> _Exercise requirements_
Make an exact copy of all the material below, apart from the pictures.

────────────────────

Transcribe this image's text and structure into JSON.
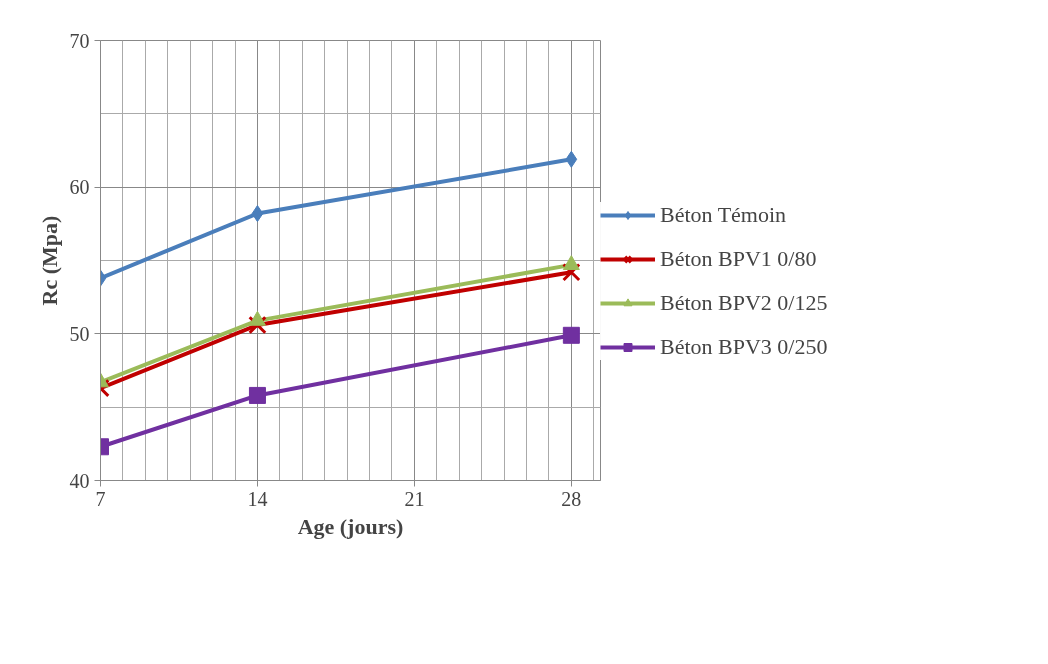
{
  "chart_data": {
    "type": "line",
    "xlabel": "Age (jours)",
    "ylabel": "Rc (Mpa)",
    "x": [
      7,
      14,
      28
    ],
    "series": [
      {
        "name": "Béton Témoin",
        "color": "#4a7ebb",
        "marker": "diamond",
        "values": [
          53.8,
          58.2,
          61.9
        ]
      },
      {
        "name": "Béton BPV1 0/80",
        "color": "#c00000",
        "marker": "cross",
        "values": [
          46.3,
          50.6,
          54.2
        ]
      },
      {
        "name": "Béton BPV2 0/125",
        "color": "#9bbb59",
        "marker": "triangle",
        "values": [
          46.7,
          50.9,
          54.7
        ]
      },
      {
        "name": "Béton BPV3 0/250",
        "color": "#7030a0",
        "marker": "square",
        "values": [
          42.3,
          45.8,
          49.9
        ]
      }
    ],
    "xlim": [
      7,
      29.3
    ],
    "xticks": [
      7,
      14,
      21,
      28
    ],
    "ylim": [
      40,
      70
    ],
    "yticks": [
      40,
      50,
      60,
      70
    ],
    "grid": true,
    "legend": "right",
    "line_style": "solid"
  }
}
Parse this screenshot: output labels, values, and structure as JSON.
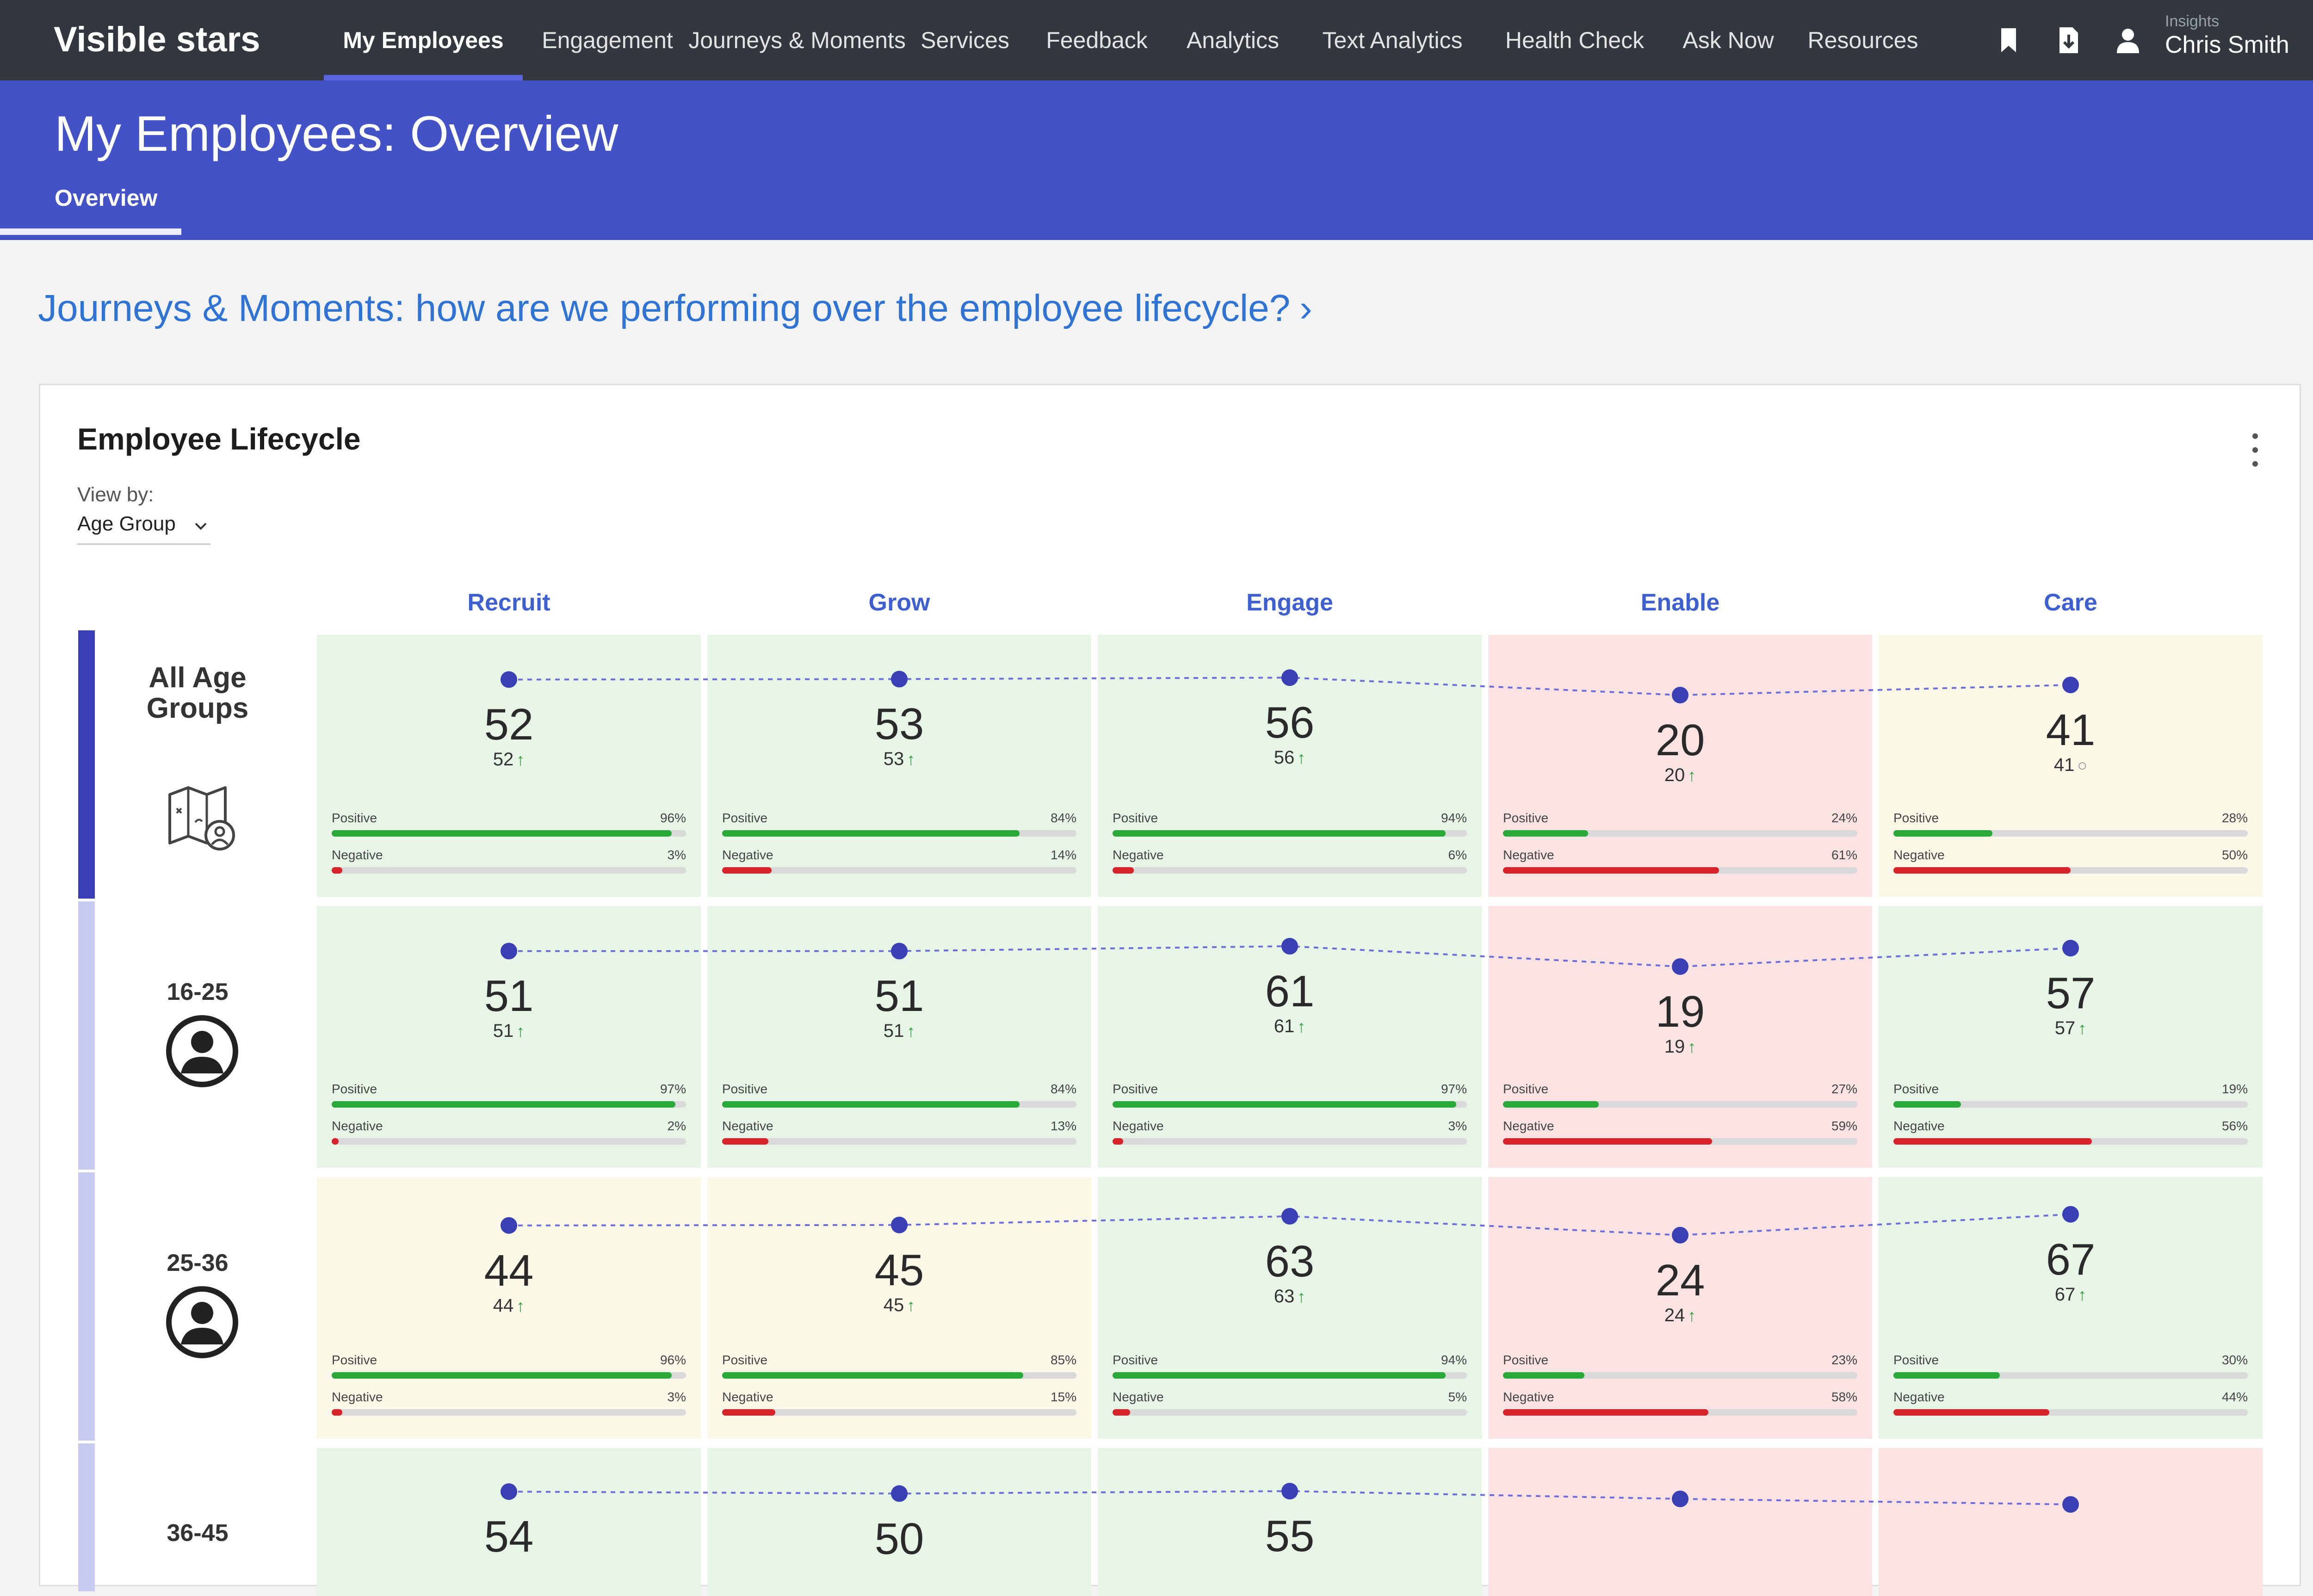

────────────────────

> _Output of the exercise_
Transcribe this image's text and structure into JSON.
{
  "chart_data": {
    "type": "line",
    "xlabel": "Age (jours)",
    "ylabel": "Rc (Mpa)",
    "x": [
      7,
      14,
      28
    ],
    "series": [
      {
        "name": "Béton Témoin",
        "color": "#4a7ebb",
        "marker": "diamond",
        "values": [
          53.8,
          58.2,
          61.9
        ]
      },
      {
        "name": "Béton BPV1 0/80",
        "color": "#c00000",
        "marker": "cross",
        "values": [
          46.3,
          50.6,
          54.2
        ]
      },
      {
        "name": "Béton BPV2 0/125",
        "color": "#9bbb59",
        "marker": "triangle",
        "values": [
          46.7,
          50.9,
          54.7
        ]
      },
      {
        "name": "Béton BPV3 0/250",
        "color": "#7030a0",
        "marker": "square",
        "values": [
          42.3,
          45.8,
          49.9
        ]
      }
    ],
    "xlim": [
      7,
      29.3
    ],
    "xticks": [
      7,
      14,
      21,
      28
    ],
    "ylim": [
      40,
      70
    ],
    "yticks": [
      40,
      50,
      60,
      70
    ],
    "grid": true,
    "legend": "right",
    "line_style": "solid"
  }
}
Parse this screenshot: output labels, values, and structure as JSON.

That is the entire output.